» AIM OF THE TASK
Identify all lines in the data containing the string "right". Copy them out.

Data listing

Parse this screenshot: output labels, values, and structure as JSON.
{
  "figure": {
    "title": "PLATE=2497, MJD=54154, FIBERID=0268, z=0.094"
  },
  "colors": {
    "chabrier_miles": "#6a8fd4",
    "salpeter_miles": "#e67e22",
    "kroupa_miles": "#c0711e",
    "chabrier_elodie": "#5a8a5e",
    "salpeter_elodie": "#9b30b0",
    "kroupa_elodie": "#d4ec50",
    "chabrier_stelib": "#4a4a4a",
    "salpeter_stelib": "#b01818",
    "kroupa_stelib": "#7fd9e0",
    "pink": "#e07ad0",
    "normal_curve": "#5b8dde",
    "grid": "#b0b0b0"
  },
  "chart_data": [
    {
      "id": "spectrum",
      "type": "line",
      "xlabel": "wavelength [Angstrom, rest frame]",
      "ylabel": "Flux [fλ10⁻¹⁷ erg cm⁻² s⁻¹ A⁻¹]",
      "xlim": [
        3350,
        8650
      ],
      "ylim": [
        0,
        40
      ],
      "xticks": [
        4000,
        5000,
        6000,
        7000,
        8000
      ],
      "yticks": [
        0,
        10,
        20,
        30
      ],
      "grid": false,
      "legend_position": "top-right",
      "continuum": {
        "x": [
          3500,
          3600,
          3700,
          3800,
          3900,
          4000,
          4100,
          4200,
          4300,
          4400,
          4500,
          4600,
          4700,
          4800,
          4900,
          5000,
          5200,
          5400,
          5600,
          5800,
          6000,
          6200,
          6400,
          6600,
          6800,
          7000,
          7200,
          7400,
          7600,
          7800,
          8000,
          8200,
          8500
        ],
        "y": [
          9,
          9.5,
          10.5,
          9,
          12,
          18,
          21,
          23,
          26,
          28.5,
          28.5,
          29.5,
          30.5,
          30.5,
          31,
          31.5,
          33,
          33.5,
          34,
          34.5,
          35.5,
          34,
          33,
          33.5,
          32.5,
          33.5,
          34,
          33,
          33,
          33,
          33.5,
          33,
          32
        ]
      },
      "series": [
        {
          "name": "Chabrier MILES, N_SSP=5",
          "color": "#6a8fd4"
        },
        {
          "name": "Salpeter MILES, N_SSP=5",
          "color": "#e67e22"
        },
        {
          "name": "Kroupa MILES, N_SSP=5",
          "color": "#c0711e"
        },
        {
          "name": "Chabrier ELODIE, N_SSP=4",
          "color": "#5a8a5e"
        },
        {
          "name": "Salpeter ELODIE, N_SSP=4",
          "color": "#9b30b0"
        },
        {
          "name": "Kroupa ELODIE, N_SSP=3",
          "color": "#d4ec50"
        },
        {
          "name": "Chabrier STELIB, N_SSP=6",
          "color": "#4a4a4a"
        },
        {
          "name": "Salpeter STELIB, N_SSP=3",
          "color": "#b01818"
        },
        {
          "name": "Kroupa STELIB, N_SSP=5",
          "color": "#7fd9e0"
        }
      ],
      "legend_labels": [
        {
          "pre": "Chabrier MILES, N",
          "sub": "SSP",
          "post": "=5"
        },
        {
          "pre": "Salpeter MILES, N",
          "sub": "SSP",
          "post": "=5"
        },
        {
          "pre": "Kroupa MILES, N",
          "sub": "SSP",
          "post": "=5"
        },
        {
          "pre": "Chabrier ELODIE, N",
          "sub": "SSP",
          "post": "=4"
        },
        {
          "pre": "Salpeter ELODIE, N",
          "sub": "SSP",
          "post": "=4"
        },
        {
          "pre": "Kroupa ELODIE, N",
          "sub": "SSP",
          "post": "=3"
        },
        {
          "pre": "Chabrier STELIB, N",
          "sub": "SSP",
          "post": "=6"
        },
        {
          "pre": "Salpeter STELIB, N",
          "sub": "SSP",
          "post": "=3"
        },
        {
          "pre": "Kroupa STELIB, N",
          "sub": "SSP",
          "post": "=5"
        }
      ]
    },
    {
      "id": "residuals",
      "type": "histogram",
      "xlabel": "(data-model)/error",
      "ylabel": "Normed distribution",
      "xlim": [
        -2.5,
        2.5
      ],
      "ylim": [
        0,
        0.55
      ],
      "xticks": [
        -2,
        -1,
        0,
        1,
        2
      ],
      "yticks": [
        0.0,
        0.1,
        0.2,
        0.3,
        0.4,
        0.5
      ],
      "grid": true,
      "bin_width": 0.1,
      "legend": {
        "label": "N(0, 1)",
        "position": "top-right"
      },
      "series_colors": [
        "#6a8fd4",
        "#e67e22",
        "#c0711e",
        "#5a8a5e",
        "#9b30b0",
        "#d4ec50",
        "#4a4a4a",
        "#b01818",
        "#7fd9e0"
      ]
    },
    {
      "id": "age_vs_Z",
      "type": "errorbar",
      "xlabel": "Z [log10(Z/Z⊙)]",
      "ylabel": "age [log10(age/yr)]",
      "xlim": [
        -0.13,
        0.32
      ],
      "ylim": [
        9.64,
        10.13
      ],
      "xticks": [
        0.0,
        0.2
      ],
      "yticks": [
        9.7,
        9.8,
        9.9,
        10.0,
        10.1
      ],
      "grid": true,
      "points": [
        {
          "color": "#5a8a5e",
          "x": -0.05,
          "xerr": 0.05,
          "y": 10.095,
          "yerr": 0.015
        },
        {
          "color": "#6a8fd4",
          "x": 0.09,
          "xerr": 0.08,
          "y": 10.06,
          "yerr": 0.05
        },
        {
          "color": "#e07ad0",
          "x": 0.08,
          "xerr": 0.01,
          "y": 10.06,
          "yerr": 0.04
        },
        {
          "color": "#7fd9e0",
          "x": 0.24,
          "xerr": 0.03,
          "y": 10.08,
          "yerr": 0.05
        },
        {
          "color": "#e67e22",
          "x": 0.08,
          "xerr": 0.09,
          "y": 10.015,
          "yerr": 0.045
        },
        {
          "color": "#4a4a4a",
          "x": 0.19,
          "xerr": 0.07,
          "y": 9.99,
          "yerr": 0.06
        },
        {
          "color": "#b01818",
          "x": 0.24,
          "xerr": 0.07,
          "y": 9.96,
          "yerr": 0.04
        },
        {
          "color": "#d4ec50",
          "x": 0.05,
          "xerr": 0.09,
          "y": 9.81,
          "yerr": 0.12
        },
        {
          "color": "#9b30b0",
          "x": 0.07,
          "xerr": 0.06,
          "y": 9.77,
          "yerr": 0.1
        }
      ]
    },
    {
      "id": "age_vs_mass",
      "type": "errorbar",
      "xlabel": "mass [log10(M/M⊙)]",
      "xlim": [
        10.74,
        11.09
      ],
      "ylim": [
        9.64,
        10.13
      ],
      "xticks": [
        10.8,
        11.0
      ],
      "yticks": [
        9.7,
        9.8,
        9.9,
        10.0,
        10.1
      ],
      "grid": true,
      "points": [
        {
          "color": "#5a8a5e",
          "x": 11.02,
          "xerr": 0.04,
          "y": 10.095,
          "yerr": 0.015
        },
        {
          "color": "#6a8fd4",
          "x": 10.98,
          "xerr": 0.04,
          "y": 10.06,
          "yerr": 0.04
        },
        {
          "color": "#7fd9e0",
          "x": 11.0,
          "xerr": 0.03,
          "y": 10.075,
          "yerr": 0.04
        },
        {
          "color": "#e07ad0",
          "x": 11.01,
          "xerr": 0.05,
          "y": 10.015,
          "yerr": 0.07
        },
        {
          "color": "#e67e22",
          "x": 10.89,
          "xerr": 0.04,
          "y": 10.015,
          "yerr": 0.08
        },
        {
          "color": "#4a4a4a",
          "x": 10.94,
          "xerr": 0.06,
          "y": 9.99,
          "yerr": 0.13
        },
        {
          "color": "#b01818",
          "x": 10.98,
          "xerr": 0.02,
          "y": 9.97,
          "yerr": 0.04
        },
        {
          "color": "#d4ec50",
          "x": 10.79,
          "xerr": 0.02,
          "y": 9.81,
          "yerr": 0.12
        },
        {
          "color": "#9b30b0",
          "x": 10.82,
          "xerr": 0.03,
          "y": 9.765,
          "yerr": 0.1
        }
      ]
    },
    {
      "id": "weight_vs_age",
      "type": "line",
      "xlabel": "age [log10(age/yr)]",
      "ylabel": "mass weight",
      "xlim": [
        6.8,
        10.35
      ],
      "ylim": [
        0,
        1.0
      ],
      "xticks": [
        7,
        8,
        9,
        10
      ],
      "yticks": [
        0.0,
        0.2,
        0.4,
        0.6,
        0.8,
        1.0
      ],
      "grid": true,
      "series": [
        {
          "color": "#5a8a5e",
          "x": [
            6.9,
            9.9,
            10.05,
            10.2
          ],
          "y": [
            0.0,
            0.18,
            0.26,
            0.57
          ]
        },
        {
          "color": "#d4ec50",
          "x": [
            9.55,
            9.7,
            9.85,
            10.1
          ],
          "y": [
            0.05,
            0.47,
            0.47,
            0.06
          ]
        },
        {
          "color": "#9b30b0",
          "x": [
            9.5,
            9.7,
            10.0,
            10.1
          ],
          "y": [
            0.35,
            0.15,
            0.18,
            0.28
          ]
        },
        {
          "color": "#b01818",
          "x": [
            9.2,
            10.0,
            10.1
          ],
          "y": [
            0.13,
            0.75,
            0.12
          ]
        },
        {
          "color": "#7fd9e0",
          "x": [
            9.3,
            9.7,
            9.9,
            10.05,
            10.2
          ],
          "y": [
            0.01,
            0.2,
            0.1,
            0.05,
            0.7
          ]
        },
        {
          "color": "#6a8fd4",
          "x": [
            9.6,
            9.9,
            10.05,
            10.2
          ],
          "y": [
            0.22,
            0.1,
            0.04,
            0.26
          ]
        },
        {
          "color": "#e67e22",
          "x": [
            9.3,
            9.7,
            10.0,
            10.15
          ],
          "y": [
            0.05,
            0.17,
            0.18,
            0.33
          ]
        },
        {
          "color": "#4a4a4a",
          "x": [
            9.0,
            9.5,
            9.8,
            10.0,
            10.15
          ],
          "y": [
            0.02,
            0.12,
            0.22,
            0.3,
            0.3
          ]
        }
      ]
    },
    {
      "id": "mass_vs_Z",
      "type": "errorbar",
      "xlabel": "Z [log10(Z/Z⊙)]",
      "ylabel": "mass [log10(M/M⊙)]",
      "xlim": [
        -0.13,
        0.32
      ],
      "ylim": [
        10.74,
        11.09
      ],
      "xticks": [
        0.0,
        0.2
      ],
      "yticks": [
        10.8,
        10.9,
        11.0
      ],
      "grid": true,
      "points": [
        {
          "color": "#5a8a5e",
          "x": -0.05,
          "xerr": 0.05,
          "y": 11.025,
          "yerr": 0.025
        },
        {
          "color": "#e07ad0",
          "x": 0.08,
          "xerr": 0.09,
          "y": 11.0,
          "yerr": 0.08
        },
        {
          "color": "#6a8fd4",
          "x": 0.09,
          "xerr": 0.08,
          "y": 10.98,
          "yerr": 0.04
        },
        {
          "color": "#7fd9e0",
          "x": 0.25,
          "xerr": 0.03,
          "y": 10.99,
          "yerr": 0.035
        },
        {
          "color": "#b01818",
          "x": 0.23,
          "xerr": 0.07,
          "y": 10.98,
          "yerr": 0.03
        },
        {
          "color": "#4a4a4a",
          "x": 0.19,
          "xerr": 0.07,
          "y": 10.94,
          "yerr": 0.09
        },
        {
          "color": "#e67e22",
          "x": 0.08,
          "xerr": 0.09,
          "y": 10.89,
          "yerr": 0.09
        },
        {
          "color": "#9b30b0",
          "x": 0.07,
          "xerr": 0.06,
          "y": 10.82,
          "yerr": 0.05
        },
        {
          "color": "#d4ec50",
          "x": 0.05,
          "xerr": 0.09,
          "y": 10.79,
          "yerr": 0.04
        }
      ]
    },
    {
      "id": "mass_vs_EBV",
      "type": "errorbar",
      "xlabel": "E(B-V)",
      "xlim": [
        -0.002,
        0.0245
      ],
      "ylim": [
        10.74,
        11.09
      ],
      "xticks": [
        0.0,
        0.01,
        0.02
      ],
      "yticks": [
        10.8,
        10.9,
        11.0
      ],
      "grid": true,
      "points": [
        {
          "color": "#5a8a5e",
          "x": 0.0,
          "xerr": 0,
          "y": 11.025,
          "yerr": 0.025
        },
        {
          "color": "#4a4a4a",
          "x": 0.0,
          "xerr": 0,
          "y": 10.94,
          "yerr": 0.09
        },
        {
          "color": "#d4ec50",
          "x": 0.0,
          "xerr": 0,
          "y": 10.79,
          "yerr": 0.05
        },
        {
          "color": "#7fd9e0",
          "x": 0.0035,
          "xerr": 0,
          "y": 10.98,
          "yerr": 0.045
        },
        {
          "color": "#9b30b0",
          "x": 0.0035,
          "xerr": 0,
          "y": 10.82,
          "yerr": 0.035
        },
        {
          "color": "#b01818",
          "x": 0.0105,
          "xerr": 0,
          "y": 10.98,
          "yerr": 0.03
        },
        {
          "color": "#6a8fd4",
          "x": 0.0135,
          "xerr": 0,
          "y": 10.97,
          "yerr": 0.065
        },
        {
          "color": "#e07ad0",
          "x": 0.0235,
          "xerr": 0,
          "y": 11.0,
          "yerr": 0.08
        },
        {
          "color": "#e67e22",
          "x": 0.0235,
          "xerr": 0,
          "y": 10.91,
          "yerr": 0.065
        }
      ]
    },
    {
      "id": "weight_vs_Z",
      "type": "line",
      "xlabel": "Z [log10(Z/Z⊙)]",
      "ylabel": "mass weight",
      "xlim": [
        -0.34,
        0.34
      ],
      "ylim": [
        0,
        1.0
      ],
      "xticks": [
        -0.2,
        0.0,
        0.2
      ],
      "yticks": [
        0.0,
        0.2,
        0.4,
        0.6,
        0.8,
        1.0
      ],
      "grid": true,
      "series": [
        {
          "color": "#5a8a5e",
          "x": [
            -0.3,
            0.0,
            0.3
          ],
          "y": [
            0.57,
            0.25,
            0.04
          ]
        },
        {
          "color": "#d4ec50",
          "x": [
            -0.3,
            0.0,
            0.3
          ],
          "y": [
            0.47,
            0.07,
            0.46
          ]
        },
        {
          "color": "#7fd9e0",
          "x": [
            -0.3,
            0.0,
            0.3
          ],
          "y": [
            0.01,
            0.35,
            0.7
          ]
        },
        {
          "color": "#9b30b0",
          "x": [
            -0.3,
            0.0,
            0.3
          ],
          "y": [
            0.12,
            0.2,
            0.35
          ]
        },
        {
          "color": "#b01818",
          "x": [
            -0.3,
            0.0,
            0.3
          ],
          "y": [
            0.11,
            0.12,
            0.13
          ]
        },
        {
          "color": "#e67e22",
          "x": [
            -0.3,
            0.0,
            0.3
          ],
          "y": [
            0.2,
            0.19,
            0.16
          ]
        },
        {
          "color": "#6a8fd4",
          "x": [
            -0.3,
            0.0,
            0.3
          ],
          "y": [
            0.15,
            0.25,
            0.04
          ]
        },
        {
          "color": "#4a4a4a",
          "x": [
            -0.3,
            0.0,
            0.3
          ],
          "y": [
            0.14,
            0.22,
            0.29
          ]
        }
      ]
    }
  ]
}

» THE REPLY
      "legend_position": "top-right",
        "position": "top-right"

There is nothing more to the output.